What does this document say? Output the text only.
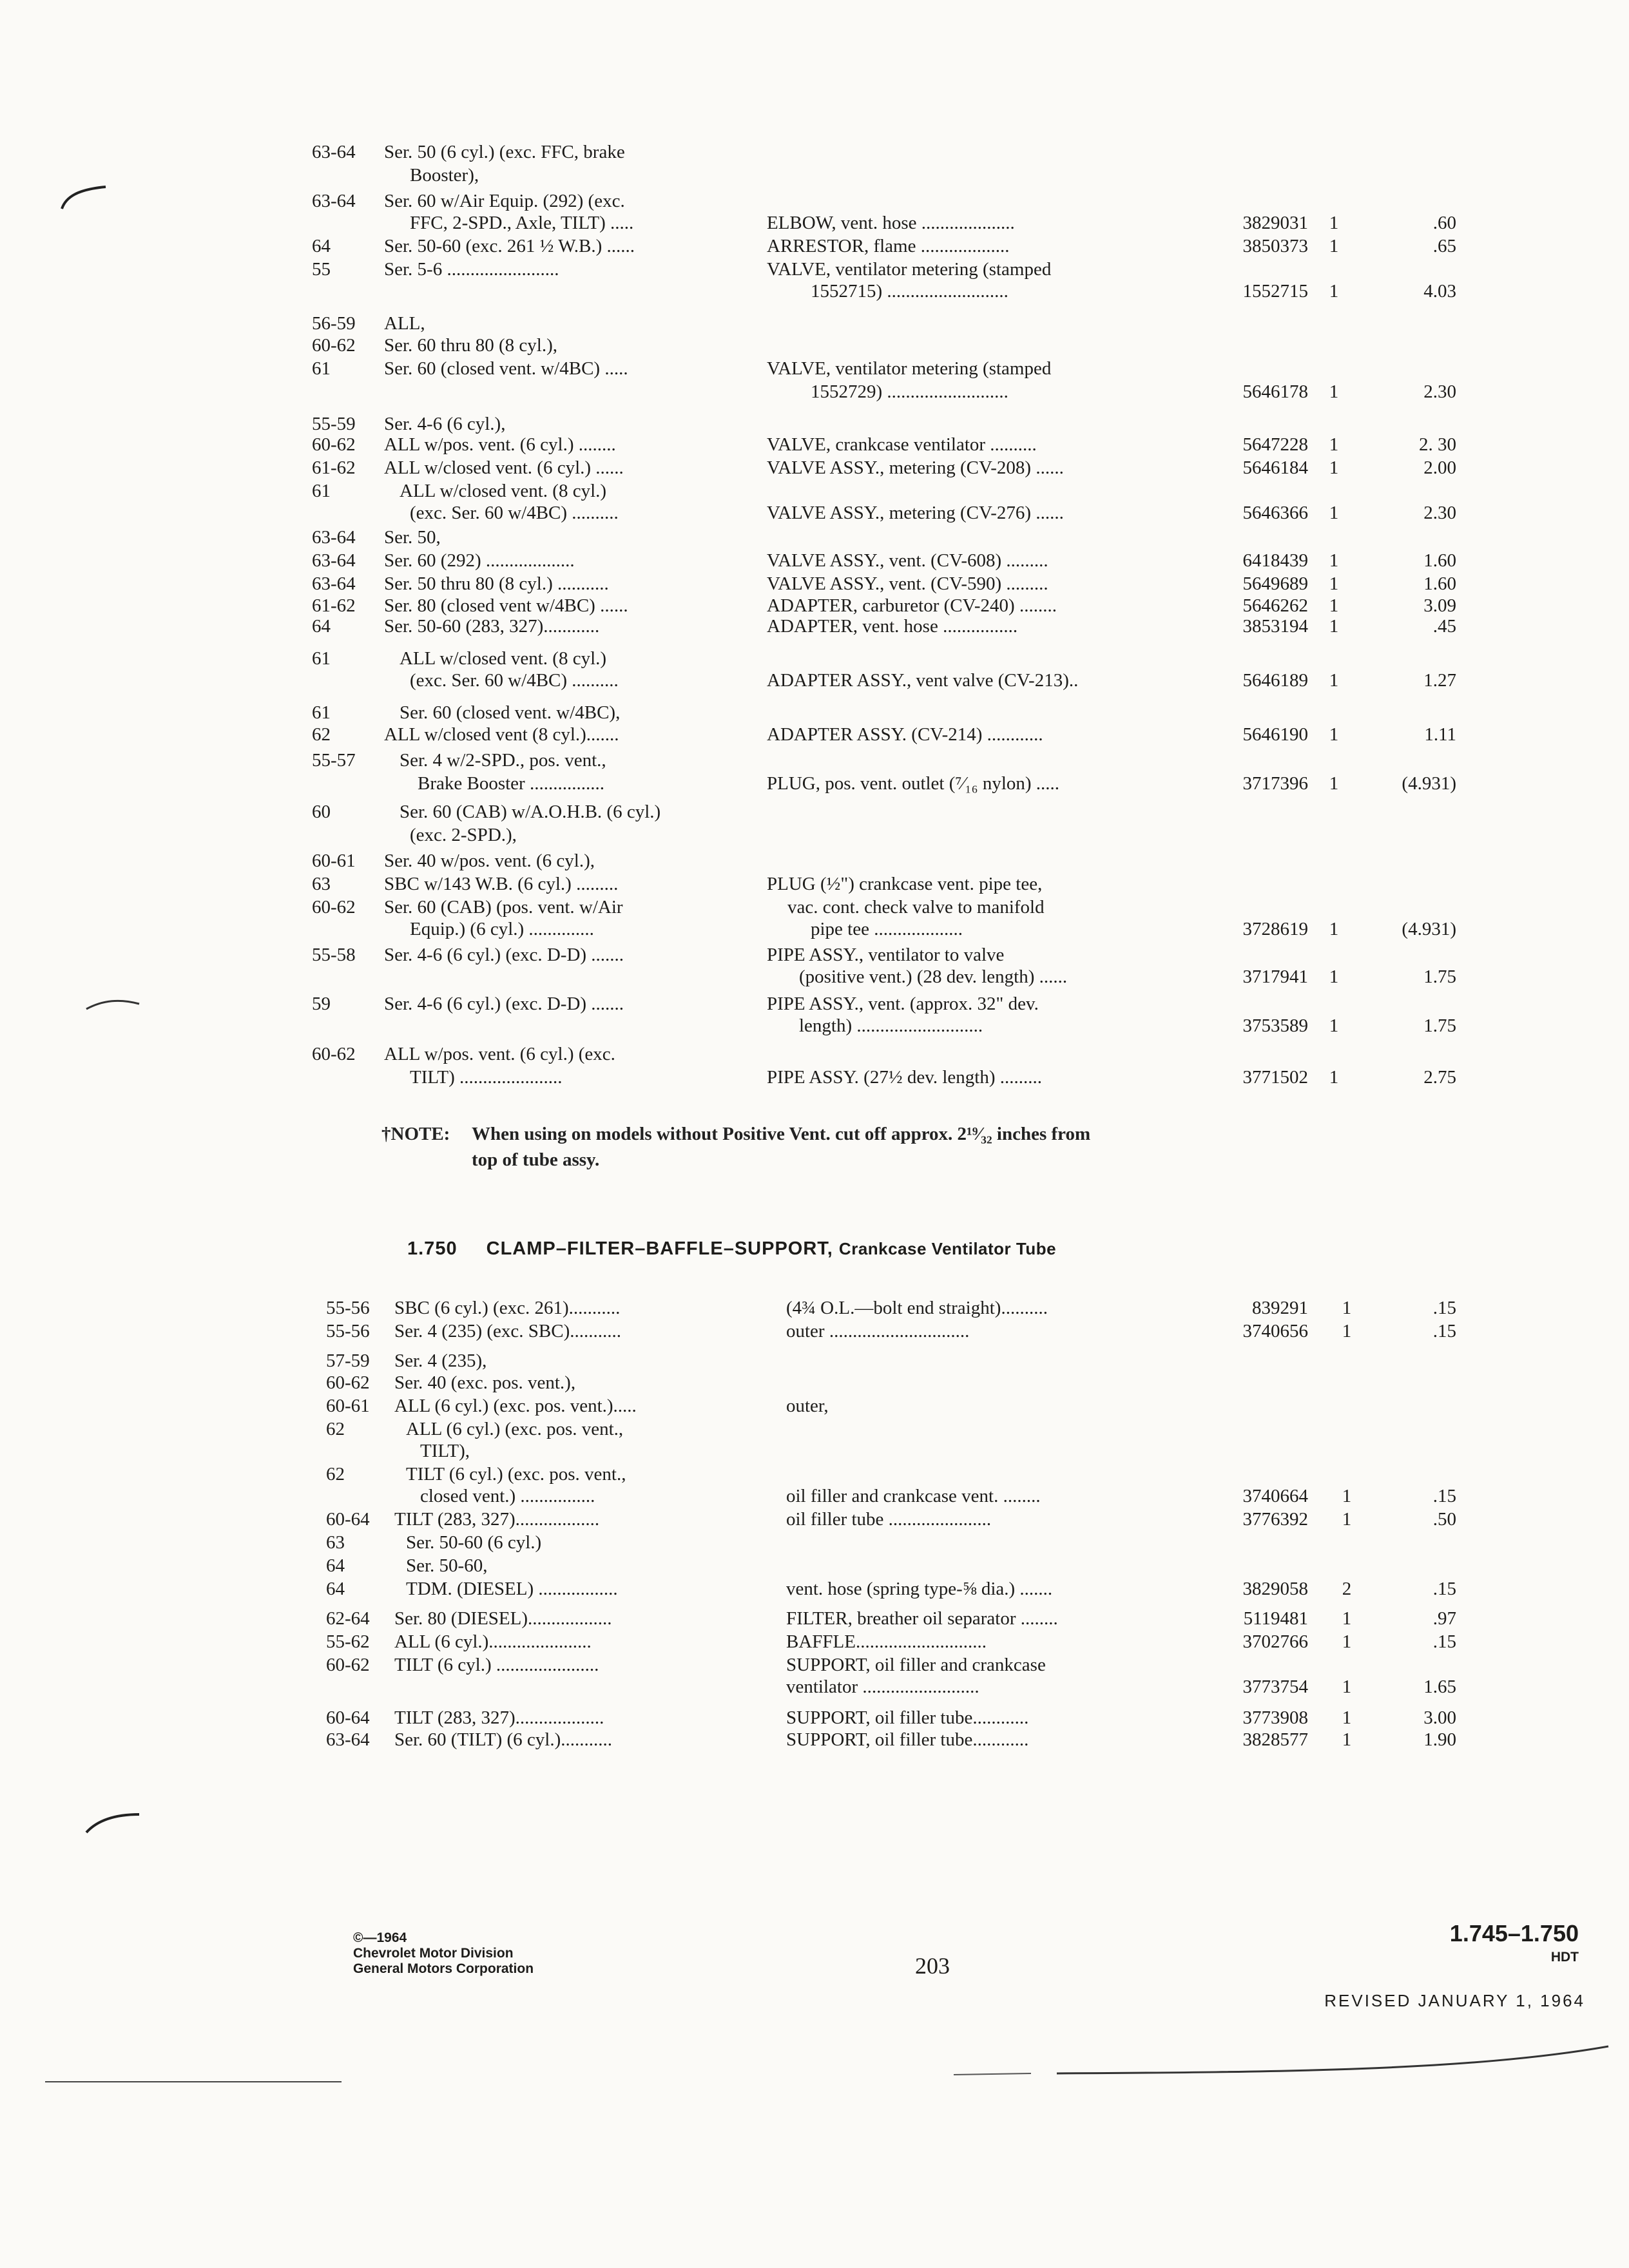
63-64	Ser. 50 (6 cyl.) (exc. FFC, brake
Booster),
63-64	Ser. 60 w/Air Equip. (292) (exc.
FFC, 2-SPD., Axle, TILT) .....	ELBOW, vent. hose ....................	3829031	1	.60
64	Ser. 50-60 (exc. 261 ½ W.B.) ......	ARRESTOR, flame ...................	3850373	1	.65
55	Ser. 5-6 ........................	VALVE, ventilator metering (stamped
1552715) ..........................	1552715	1	4.03
56-59	ALL,
60-62	Ser. 60 thru 80 (8 cyl.),
61	Ser. 60 (closed vent. w/4BC) .....	VALVE, ventilator metering (stamped
1552729) ..........................	5646178	1	2.30
55-59	Ser. 4-6 (6 cyl.),
60-62	ALL w/pos. vent. (6 cyl.) ........	VALVE, crankcase ventilator ..........	5647228	1	2. 30
61-62	ALL w/closed vent. (6 cyl.) ......	VALVE ASSY., metering (CV-208) ......	5646184	1	2.00
61	ALL w/closed vent. (8 cyl.)
(exc. Ser. 60 w/4BC) ..........	VALVE ASSY., metering (CV-276) ......	5646366	1	2.30
63-64	Ser. 50,
63-64	Ser. 60 (292) ...................	VALVE ASSY., vent. (CV-608) .........	6418439	1	1.60
63-64	Ser. 50 thru 80 (8 cyl.) ...........	VALVE ASSY., vent. (CV-590) .........	5649689	1	1.60
61-62	Ser. 80 (closed vent w/4BC) ......	ADAPTER, carburetor (CV-240) ........	5646262	1	3.09
64	Ser. 50-60 (283, 327)............	ADAPTER, vent. hose ................	3853194	1	.45
61	ALL w/closed vent. (8 cyl.)
(exc. Ser. 60 w/4BC) ..........	ADAPTER ASSY., vent valve (CV-213)..	5646189	1	1.27
61	Ser. 60 (closed vent. w/4BC),
62	ALL w/closed vent (8 cyl.).......	ADAPTER ASSY. (CV-214) ............	5646190	1	1.11
55-57	Ser. 4 w/2-SPD., pos. vent.,
Brake Booster ................	PLUG, pos. vent. outlet (⁷⁄₁₆ nylon) .....	3717396	1	(4.931)
60	Ser. 60 (CAB) w/A.O.H.B. (6 cyl.)
(exc. 2-SPD.),
60-61	Ser. 40 w/pos. vent. (6 cyl.),
63	SBC w/143 W.B. (6 cyl.) .........	PLUG (½") crankcase vent. pipe tee,
60-62	Ser. 60 (CAB) (pos. vent. w/Air	vac. cont. check valve to manifold
Equip.) (6 cyl.) ..............	pipe tee ...................	3728619	1	(4.931)
55-58	Ser. 4-6 (6 cyl.) (exc. D-D) .......	PIPE ASSY., ventilator to valve
(positive vent.) (28 dev. length) ......	3717941	1	1.75
59	Ser. 4-6 (6 cyl.) (exc. D-D) .......	PIPE ASSY., vent. (approx. 32" dev.
length) ...........................	3753589	1	1.75
60-62	ALL w/pos. vent. (6 cyl.) (exc.
TILT) ......................	PIPE ASSY. (27½ dev. length) .........	3771502	1	2.75
†NOTE: When using on models without Positive Vent. cut off approx. 2¹⁹⁄₃₂ inches from
top of tube assy.
1.750 CLAMP–FILTER–BAFFLE–SUPPORT, Crankcase Ventilator Tube
55-56	SBC (6 cyl.) (exc. 261)...........	(4¾ O.L.—bolt end straight)..........	839291	1	.15
55-56	Ser. 4 (235) (exc. SBC)...........	outer ..............................	3740656	1	.15
57-59	Ser. 4 (235),
60-62	Ser. 40 (exc. pos. vent.),
60-61	ALL (6 cyl.) (exc. pos. vent.).....	outer,
62	ALL (6 cyl.) (exc. pos. vent.,
TILT),
62	TILT (6 cyl.) (exc. pos. vent.,
closed vent.) ................	oil filler and crankcase vent. ........	3740664	1	.15
60-64	TILT (283, 327)..................	oil filler tube ......................	3776392	1	.50
63	Ser. 50-60 (6 cyl.)
64	Ser. 50-60,
64	TDM. (DIESEL) .................	vent. hose (spring type-⅝ dia.) .......	3829058	2	.15
62-64	Ser. 80 (DIESEL)..................	FILTER, breather oil separator ........	5119481	1	.97
55-62	ALL (6 cyl.)......................	BAFFLE............................	3702766	1	.15
60-62	TILT (6 cyl.) ......................	SUPPORT, oil filler and crankcase
ventilator .........................	3773754	1	1.65
60-64	TILT (283, 327)...................	SUPPORT, oil filler tube............	3773908	1	3.00
63-64	Ser. 60 (TILT) (6 cyl.)...........	SUPPORT, oil filler tube............	3828577	1	1.90
©—1964
Chevrolet Motor Division
General Motors Corporation	203
1.745–1.750
HDT
REVISED JANUARY 1, 1964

▶ WHAT IS NEEDED
Quote the material in full and exactly; do not carry over its pictures.

▶ WRITTEN RESPONSE
What does this document say? Output the text only.
63-64	Ser. 50 (6 cyl.) (exc. FFC, brake
Booster),
63-64	Ser. 60 w/Air Equip. (292) (exc.
FFC, 2-SPD., Axle, TILT) .....	ELBOW, vent. hose ....................	3829031	1	.60
64	Ser. 50-60 (exc. 261 ½ W.B.) ......	ARRESTOR, flame ...................	3850373	1	.65
55	Ser. 5-6 ........................	VALVE, ventilator metering (stamped
1552715) ..........................	1552715	1	4.03
56-59	ALL,
60-62	Ser. 60 thru 80 (8 cyl.),
61	Ser. 60 (closed vent. w/4BC) .....	VALVE, ventilator metering (stamped
1552729) ..........................	5646178	1	2.30
55-59	Ser. 4-6 (6 cyl.),
60-62	ALL w/pos. vent. (6 cyl.) ........	VALVE, crankcase ventilator ..........	5647228	1	2. 30
61-62	ALL w/closed vent. (6 cyl.) ......	VALVE ASSY., metering (CV-208) ......	5646184	1	2.00
61	ALL w/closed vent. (8 cyl.)
(exc. Ser. 60 w/4BC) ..........	VALVE ASSY., metering (CV-276) ......	5646366	1	2.30
63-64	Ser. 50,
63-64	Ser. 60 (292) ...................	VALVE ASSY., vent. (CV-608) .........	6418439	1	1.60
63-64	Ser. 50 thru 80 (8 cyl.) ...........	VALVE ASSY., vent. (CV-590) .........	5649689	1	1.60
61-62	Ser. 80 (closed vent w/4BC) ......	ADAPTER, carburetor (CV-240) ........	5646262	1	3.09
64	Ser. 50-60 (283, 327)............	ADAPTER, vent. hose ................	3853194	1	.45
61	ALL w/closed vent. (8 cyl.)
(exc. Ser. 60 w/4BC) ..........	ADAPTER ASSY., vent valve (CV-213)..	5646189	1	1.27
61	Ser. 60 (closed vent. w/4BC),
62	ALL w/closed vent (8 cyl.).......	ADAPTER ASSY. (CV-214) ............	5646190	1	1.11
55-57	Ser. 4 w/2-SPD., pos. vent.,
Brake Booster ................	PLUG, pos. vent. outlet (⁷⁄₁₆ nylon) .....	3717396	1	(4.931)
60	Ser. 60 (CAB) w/A.O.H.B. (6 cyl.)
(exc. 2-SPD.),
60-61	Ser. 40 w/pos. vent. (6 cyl.),
63	SBC w/143 W.B. (6 cyl.) .........	PLUG (½") crankcase vent. pipe tee,
60-62	Ser. 60 (CAB) (pos. vent. w/Air	vac. cont. check valve to manifold
Equip.) (6 cyl.) ..............	pipe tee ...................	3728619	1	(4.931)
55-58	Ser. 4-6 (6 cyl.) (exc. D-D) .......	PIPE ASSY., ventilator to valve
(positive vent.) (28 dev. length) ......	3717941	1	1.75
59	Ser. 4-6 (6 cyl.) (exc. D-D) .......	PIPE ASSY., vent. (approx. 32" dev.
length) ...........................	3753589	1	1.75
60-62	ALL w/pos. vent. (6 cyl.) (exc.
TILT) ......................	PIPE ASSY. (27½ dev. length) .........	3771502	1	2.75
†NOTE: When using on models without Positive Vent. cut off approx. 2¹⁹⁄₃₂ inches from
top of tube assy.
1.750 CLAMP–FILTER–BAFFLE–SUPPORT, Crankcase Ventilator Tube
55-56	SBC (6 cyl.) (exc. 261)...........	(4¾ O.L.—bolt end straight)..........	839291	1	.15
55-56	Ser. 4 (235) (exc. SBC)...........	outer ..............................	3740656	1	.15
57-59	Ser. 4 (235),
60-62	Ser. 40 (exc. pos. vent.),
60-61	ALL (6 cyl.) (exc. pos. vent.).....	outer,
62	ALL (6 cyl.) (exc. pos. vent.,
TILT),
62	TILT (6 cyl.) (exc. pos. vent.,
closed vent.) ................	oil filler and crankcase vent. ........	3740664	1	.15
60-64	TILT (283, 327)..................	oil filler tube ......................	3776392	1	.50
63	Ser. 50-60 (6 cyl.)
64	Ser. 50-60,
64	TDM. (DIESEL) .................	vent. hose (spring type-⅝ dia.) .......	3829058	2	.15
62-64	Ser. 80 (DIESEL)..................	FILTER, breather oil separator ........	5119481	1	.97
55-62	ALL (6 cyl.)......................	BAFFLE............................	3702766	1	.15
60-62	TILT (6 cyl.) ......................	SUPPORT, oil filler and crankcase
ventilator .........................	3773754	1	1.65
60-64	TILT (283, 327)...................	SUPPORT, oil filler tube............	3773908	1	3.00
63-64	Ser. 60 (TILT) (6 cyl.)...........	SUPPORT, oil filler tube............	3828577	1	1.90
©—1964
Chevrolet Motor Division
General Motors Corporation	203
1.745–1.750
HDT
REVISED JANUARY 1, 1964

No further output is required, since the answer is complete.